[Dataset entries]
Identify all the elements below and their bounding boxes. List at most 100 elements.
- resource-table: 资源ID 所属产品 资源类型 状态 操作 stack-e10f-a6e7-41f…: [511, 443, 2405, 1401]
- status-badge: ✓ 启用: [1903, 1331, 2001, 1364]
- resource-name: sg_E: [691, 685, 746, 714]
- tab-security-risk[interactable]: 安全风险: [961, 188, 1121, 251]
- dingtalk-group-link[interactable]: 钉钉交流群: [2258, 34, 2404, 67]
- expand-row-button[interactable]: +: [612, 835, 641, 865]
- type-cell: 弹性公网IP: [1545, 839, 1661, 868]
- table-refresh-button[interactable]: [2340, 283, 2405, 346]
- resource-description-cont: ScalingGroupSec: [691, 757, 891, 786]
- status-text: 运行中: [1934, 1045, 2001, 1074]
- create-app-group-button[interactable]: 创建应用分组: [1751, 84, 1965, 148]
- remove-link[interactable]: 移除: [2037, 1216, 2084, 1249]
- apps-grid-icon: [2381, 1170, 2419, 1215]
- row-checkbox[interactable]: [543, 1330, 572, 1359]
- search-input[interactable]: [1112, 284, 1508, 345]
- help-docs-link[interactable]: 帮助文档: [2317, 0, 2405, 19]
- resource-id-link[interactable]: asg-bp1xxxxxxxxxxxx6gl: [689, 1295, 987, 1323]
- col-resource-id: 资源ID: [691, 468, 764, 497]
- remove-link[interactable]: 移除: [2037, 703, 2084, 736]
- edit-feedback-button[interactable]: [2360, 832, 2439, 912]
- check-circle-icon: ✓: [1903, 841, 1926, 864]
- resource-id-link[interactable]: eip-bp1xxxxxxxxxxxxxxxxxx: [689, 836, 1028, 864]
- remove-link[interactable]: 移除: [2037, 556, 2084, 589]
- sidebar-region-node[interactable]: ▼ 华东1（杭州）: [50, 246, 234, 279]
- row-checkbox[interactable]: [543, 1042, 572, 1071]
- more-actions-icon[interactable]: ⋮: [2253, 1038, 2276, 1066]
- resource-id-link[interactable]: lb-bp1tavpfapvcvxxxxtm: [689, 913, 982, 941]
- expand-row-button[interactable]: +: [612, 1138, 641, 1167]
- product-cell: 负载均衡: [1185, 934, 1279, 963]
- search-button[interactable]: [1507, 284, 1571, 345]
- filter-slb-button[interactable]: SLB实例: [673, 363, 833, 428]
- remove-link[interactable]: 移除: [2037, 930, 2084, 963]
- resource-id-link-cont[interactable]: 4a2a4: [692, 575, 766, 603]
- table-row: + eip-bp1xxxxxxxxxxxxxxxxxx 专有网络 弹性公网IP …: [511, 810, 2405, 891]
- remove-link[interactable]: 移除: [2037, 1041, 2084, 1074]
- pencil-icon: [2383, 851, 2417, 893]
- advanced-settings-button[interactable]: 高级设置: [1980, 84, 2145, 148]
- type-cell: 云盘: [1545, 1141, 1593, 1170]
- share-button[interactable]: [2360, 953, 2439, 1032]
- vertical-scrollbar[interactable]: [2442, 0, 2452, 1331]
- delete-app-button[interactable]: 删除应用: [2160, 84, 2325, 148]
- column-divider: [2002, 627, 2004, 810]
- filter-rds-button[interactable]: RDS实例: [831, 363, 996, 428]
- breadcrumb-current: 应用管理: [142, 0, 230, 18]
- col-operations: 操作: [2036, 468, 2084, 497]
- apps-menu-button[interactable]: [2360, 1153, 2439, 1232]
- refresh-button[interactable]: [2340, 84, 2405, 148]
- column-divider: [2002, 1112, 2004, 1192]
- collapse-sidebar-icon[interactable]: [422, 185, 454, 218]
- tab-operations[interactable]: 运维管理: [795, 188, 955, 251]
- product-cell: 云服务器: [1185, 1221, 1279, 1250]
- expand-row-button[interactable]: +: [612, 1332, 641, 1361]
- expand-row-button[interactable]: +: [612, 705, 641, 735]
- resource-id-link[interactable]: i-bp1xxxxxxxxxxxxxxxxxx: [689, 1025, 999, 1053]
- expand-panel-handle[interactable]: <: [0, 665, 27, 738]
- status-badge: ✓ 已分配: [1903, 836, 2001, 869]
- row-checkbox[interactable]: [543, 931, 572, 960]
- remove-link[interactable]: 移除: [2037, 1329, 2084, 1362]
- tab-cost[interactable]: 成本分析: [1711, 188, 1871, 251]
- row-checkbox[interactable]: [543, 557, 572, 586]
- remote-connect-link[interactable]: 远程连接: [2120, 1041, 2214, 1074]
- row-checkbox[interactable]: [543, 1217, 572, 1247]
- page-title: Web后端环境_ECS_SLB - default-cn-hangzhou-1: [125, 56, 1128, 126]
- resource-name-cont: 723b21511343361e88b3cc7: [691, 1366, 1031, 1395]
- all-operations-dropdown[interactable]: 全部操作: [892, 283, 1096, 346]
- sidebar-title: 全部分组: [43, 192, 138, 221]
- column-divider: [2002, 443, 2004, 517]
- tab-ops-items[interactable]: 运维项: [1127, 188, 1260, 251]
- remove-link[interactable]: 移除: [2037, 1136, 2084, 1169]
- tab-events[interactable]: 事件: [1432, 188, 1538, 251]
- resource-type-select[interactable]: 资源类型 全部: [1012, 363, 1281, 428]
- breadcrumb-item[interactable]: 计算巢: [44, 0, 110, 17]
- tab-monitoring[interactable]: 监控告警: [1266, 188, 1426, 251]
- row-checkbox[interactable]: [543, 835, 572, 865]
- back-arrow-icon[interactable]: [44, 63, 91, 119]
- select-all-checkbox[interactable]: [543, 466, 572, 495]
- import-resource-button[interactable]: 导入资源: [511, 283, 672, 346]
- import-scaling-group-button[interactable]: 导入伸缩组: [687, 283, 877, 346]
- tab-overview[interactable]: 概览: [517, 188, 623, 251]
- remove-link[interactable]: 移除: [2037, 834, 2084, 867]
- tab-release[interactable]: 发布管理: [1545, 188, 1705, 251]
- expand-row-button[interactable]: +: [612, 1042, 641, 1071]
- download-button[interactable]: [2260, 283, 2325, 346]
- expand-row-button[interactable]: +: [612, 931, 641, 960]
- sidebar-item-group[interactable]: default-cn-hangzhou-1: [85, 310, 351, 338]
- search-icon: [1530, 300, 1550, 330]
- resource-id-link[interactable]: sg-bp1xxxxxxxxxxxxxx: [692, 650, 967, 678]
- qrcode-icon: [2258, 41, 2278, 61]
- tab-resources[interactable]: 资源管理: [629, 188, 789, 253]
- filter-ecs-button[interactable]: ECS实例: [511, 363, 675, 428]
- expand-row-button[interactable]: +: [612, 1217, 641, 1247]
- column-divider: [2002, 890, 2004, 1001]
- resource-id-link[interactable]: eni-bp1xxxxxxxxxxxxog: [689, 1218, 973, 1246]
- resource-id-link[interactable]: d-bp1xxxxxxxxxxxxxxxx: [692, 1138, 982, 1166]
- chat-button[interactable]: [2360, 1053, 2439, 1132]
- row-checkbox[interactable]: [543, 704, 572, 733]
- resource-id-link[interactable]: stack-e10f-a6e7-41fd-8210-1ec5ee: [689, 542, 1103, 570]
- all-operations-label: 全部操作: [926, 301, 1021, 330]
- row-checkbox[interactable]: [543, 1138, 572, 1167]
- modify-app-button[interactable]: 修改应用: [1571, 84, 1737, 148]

--- What is expected ---
Please copy out, word for word, the lines of the material from its very first line through the line containing "- remove-link[interactable]: 移除: [2037, 1216, 2084, 1249]", including both of those lines.

--- Task solution ---
Identify all the elements below and their bounding boxes. List at most 100 elements.
- resource-table: 资源ID 所属产品 资源类型 状态 操作 stack-e10f-a6e7-41f…: [511, 443, 2405, 1401]
- status-badge: ✓ 启用: [1903, 1331, 2001, 1364]
- resource-name: sg_E: [691, 685, 746, 714]
- tab-security-risk[interactable]: 安全风险: [961, 188, 1121, 251]
- dingtalk-group-link[interactable]: 钉钉交流群: [2258, 34, 2404, 67]
- expand-row-button[interactable]: +: [612, 835, 641, 865]
- type-cell: 弹性公网IP: [1545, 839, 1661, 868]
- table-refresh-button[interactable]: [2340, 283, 2405, 346]
- resource-description-cont: ScalingGroupSec: [691, 757, 891, 786]
- status-text: 运行中: [1934, 1045, 2001, 1074]
- create-app-group-button[interactable]: 创建应用分组: [1751, 84, 1965, 148]
- remove-link[interactable]: 移除: [2037, 1216, 2084, 1249]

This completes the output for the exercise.